- **Source material**
## begin
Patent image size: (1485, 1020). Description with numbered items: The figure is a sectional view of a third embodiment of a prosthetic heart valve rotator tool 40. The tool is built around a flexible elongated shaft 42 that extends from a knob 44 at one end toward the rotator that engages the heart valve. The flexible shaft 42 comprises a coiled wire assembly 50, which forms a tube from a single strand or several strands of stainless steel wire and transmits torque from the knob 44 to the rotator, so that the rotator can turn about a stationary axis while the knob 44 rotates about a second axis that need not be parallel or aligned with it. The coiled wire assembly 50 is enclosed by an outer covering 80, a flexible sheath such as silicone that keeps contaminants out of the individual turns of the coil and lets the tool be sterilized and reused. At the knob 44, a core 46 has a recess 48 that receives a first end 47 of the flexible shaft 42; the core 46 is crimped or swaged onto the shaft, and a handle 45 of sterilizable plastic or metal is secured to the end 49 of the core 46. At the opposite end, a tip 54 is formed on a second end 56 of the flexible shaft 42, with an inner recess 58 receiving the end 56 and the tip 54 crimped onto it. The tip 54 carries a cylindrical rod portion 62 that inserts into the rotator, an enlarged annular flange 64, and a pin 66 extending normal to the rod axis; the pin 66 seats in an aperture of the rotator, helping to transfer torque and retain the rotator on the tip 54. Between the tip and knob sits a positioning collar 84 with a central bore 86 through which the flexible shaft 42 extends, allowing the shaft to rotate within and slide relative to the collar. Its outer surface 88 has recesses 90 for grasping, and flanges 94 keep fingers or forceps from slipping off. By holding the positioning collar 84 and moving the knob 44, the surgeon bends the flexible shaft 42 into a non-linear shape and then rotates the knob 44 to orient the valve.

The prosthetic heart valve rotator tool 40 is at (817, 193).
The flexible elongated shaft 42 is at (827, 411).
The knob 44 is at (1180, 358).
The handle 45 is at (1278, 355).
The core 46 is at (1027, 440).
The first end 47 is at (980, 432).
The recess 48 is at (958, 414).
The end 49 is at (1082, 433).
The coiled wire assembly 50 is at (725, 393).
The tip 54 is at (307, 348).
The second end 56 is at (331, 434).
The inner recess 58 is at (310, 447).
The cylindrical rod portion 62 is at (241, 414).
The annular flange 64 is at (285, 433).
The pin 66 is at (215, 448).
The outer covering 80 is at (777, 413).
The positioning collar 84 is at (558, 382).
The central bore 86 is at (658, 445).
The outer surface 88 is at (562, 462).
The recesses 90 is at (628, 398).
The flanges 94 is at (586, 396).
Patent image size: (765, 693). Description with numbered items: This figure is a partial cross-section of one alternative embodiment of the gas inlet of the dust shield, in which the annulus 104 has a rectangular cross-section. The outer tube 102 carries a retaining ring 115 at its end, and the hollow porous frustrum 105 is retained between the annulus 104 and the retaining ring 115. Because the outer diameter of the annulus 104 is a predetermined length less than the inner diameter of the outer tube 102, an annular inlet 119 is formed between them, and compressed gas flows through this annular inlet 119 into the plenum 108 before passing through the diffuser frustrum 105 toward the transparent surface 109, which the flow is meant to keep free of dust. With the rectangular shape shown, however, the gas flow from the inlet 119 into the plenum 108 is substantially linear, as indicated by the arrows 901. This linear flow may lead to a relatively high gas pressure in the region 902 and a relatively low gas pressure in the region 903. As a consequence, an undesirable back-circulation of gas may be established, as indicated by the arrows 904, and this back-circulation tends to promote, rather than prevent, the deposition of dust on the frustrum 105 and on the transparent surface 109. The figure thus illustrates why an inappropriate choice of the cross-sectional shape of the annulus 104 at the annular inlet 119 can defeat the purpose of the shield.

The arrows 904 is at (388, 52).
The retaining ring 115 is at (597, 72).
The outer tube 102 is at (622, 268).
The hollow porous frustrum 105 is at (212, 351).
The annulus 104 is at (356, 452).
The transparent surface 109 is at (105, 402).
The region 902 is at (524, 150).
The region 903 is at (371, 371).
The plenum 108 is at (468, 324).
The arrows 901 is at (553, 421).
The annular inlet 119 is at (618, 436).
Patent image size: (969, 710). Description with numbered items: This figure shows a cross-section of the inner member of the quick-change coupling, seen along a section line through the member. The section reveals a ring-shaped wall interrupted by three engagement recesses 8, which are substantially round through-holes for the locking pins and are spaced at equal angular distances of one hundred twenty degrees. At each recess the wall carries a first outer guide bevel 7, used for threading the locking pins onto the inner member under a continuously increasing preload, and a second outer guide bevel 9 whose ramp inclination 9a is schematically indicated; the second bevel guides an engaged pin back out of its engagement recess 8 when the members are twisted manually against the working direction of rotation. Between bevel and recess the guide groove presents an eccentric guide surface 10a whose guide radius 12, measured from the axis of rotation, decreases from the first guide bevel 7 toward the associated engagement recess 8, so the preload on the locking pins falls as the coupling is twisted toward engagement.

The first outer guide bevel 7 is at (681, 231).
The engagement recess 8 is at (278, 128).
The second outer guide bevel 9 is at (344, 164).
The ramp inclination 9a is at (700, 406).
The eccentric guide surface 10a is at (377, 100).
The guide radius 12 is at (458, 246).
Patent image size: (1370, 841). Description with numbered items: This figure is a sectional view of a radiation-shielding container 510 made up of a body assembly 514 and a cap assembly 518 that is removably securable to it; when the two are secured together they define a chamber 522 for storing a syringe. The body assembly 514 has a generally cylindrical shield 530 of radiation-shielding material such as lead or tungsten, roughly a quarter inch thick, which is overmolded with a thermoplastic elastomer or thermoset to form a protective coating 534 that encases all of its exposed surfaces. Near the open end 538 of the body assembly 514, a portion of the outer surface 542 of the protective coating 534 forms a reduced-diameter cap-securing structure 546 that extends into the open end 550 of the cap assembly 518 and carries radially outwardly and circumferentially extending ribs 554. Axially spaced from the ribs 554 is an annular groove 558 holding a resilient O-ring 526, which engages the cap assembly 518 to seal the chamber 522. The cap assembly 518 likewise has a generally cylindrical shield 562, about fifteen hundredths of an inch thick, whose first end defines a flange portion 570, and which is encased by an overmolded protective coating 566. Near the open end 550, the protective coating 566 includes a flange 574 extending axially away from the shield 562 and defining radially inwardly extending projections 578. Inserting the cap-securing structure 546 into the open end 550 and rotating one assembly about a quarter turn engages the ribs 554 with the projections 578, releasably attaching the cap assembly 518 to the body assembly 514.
## end
- **Exercise aim**
Switch "inner member" to "inside member" and give again only the lines between the one holding "Patent image size: (969, 710)." and the one holding "The guide radius 12 is at (458, 246).", inclusive. Leave everything else unchanged.

- **Problem solution**
Patent image size: (969, 710). Description with numbered items: This figure shows a cross-section of the inside member of the quick-change coupling, seen along a section line through the member. The section reveals a ring-shaped wall interrupted by three engagement recesses 8, which are substantially round through-holes for the locking pins and are spaced at equal angular distances of one hundred twenty degrees. At each recess the wall carries a first outer guide bevel 7, used for threading the locking pins onto the inside member under a continuously increasing preload, and a second outer guide bevel 9 whose ramp inclination 9a is schematically indicated; the second bevel guides an engaged pin back out of its engagement recess 8 when the members are twisted manually against the working direction of rotation. Between bevel and recess the guide groove presents an eccentric guide surface 10a whose guide radius 12, measured from the axis of rotation, decreases from the first guide bevel 7 toward the associated engagement recess 8, so the preload on the locking pins falls as the coupling is twisted toward engagement.

The first outer guide bevel 7 is at (681, 231).
The engagement recess 8 is at (278, 128).
The second outer guide bevel 9 is at (344, 164).
The ramp inclination 9a is at (700, 406).
The eccentric guide surface 10a is at (377, 100).
The guide radius 12 is at (458, 246).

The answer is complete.